_EXERCISE_
Continue the passage on wrapper contracts in a Stable Value fund, starting right after its final sentence.

_SELECTED PASSAGE_

===============

In a wrapper contract structure, the underlying investments are owned by the Stable Value fund and held in trust for participants. The Stable Value fund purchases a wrapper contract from an insurance company or bank. The wrapper contract amortizes the realized and unrealized gains and losses on the underlying fixed income investments, typically over the duration of the investments, through adjustments to the future interest crediting rate (which is the rate earned by participants in the Stable Value fund for the underlying investments). The issuer of the wrapper contract provides assurance that the adjustments to the interest crediting rate do not result in a future interest crediting rate that is less than zero. An interest crediting rate less than zero would result in a loss of principal or accrued interest.

===============

_STORED RECORDS_
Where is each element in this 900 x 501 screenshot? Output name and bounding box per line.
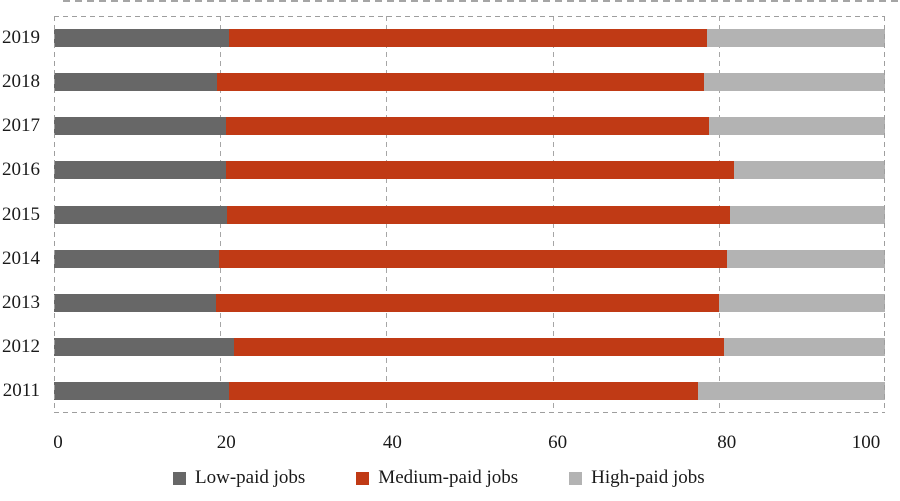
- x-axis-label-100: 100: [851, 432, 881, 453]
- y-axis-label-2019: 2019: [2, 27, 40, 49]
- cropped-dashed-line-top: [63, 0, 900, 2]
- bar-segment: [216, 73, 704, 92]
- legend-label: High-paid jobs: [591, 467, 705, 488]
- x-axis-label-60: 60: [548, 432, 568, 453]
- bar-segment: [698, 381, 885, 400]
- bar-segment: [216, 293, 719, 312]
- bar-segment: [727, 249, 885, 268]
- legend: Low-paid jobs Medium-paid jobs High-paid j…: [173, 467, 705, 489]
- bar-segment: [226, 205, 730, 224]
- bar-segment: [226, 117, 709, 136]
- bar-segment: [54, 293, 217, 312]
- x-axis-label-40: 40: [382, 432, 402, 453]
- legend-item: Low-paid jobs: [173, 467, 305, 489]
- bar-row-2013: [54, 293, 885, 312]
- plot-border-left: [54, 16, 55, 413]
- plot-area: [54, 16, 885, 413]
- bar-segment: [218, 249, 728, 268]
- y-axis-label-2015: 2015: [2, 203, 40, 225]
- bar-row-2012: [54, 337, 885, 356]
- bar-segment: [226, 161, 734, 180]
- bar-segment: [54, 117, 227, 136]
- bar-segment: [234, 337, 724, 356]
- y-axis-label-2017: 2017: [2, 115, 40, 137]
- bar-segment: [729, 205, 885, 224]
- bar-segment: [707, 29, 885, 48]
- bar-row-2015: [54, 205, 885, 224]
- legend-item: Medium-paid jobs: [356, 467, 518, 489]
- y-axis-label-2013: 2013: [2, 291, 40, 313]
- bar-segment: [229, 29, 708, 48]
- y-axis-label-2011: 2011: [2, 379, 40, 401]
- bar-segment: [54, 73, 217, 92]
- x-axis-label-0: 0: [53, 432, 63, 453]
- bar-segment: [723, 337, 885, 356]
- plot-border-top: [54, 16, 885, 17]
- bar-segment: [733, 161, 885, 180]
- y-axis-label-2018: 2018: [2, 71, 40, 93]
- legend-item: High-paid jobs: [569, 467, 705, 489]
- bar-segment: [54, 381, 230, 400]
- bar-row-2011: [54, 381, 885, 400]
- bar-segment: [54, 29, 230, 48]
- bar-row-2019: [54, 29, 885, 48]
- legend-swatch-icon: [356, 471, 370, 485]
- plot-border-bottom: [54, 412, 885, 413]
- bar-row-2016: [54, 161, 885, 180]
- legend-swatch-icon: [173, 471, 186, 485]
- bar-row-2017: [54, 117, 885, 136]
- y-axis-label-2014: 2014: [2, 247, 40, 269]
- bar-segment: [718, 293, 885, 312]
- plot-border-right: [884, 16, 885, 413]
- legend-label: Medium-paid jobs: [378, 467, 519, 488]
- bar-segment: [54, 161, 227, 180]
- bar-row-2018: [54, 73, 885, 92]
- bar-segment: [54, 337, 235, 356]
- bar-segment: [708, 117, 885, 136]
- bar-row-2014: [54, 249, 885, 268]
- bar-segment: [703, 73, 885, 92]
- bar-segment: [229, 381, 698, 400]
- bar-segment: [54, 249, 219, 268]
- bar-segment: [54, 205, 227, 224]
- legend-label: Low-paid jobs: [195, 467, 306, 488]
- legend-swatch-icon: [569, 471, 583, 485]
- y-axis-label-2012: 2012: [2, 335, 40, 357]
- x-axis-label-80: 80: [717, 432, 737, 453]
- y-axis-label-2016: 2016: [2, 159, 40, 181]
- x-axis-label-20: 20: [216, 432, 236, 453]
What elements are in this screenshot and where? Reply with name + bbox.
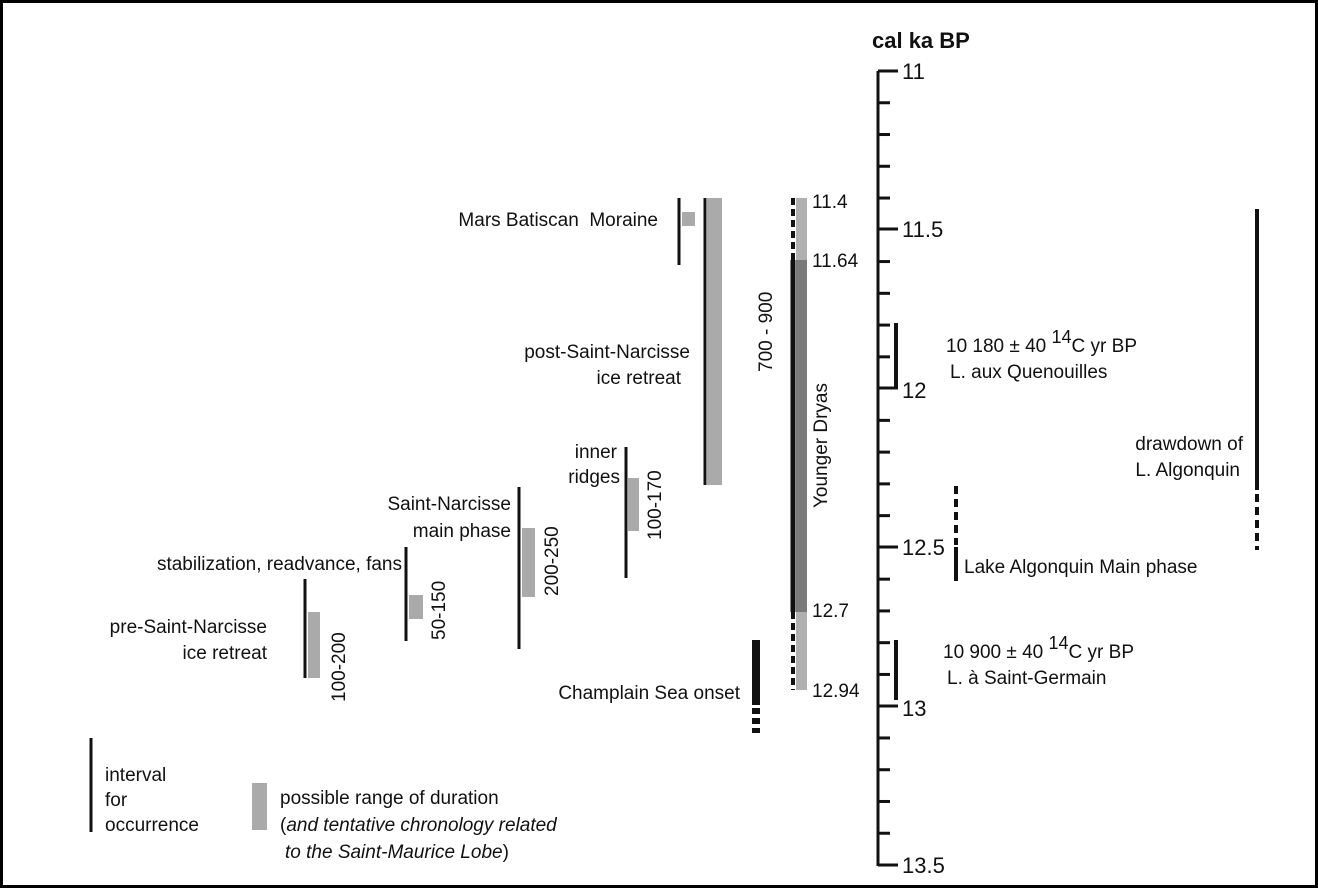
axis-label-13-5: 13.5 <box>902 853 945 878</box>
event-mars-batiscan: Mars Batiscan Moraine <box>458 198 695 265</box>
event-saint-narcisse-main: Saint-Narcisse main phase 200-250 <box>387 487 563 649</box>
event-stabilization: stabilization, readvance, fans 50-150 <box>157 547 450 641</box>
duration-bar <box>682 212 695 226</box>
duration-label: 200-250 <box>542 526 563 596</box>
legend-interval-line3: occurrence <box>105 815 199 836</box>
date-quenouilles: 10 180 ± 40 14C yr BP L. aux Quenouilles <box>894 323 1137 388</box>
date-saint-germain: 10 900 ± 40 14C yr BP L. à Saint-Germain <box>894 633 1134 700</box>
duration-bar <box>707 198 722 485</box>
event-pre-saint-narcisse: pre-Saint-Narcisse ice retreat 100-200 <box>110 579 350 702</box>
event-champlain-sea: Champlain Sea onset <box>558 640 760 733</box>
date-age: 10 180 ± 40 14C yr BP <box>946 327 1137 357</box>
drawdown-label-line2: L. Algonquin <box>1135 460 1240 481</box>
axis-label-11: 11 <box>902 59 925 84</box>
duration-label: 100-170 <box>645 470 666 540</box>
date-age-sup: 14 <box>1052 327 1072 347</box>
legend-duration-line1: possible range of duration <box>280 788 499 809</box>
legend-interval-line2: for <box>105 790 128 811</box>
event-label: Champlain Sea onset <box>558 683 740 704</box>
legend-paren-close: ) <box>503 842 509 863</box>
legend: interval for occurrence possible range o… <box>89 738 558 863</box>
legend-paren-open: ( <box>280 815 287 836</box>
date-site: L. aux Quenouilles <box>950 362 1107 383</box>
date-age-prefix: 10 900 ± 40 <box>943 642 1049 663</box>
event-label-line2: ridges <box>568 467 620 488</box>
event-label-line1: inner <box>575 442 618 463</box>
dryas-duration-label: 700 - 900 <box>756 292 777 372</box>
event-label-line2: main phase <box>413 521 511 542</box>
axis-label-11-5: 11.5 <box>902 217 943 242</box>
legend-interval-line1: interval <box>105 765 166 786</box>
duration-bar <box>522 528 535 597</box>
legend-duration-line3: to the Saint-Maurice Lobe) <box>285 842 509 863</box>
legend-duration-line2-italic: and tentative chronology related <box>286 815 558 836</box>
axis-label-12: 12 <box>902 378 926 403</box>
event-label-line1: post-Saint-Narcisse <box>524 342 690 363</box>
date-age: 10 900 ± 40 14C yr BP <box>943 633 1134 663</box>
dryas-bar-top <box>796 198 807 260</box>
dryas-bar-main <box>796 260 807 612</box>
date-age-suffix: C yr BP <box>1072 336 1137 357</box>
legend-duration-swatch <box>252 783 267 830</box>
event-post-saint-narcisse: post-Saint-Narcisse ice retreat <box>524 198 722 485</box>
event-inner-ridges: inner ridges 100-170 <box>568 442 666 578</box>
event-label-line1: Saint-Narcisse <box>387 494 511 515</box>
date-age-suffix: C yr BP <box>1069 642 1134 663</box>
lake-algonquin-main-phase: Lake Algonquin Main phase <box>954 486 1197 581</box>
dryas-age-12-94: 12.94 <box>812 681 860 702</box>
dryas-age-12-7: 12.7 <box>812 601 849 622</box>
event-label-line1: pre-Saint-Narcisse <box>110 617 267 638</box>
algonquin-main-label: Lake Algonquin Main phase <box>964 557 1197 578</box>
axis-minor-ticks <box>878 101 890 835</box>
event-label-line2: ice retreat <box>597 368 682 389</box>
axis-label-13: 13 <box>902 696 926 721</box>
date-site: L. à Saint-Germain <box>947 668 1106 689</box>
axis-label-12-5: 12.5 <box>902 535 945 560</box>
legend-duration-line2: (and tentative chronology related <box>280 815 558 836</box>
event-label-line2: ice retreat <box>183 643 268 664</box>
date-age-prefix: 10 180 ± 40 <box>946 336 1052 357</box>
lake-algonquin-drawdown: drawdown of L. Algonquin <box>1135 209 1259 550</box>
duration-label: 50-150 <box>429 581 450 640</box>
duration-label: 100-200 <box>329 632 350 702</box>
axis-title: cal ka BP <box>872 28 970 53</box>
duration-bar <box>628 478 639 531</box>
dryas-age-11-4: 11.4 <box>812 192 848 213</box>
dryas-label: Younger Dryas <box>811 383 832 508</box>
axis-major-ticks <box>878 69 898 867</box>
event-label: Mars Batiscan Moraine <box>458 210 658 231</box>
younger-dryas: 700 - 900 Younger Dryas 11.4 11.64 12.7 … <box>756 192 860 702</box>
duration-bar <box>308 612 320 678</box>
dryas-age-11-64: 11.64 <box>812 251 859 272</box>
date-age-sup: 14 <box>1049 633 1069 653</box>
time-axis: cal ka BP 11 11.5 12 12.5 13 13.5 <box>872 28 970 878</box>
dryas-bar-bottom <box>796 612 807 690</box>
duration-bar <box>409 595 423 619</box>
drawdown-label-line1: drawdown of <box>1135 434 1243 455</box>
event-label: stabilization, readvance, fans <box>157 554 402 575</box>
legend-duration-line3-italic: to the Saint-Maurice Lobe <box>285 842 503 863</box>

===============

_RESULT FOR THIS TASK_
14


 


 

 

Cummins RETIREMENT AND SAVINGS PLAN

FOR NON-BARGAINING EMPLOYEES

 

NOTES TO FINANCIAL STATEMENTS

DECEMBER 31, 2012 AND 2011

 

 

The key factors that influence future interest crediting rates for a wrapper contract include the level of market interest rates, the amount and timing of participant contributions, transfers, and withdrawals into and out of the wrapper contract, the investment returns generated by the fixed income investments that back the wrapper contract and the duration of the underlying investments backing the wrapper contract. Wrapper contracts’ interest crediting rates are typically reset on a monthly or quarterly basis. While there may be slight variations from one contract to another, most wrapper contracts use a formula to determine the interest crediting rate that is based on the specific factors as aforementioned. Over time, the crediting rate formula amortizes the Stable Value fund’s realized and unrealized market value gains and losses over the duration of the underlying investments.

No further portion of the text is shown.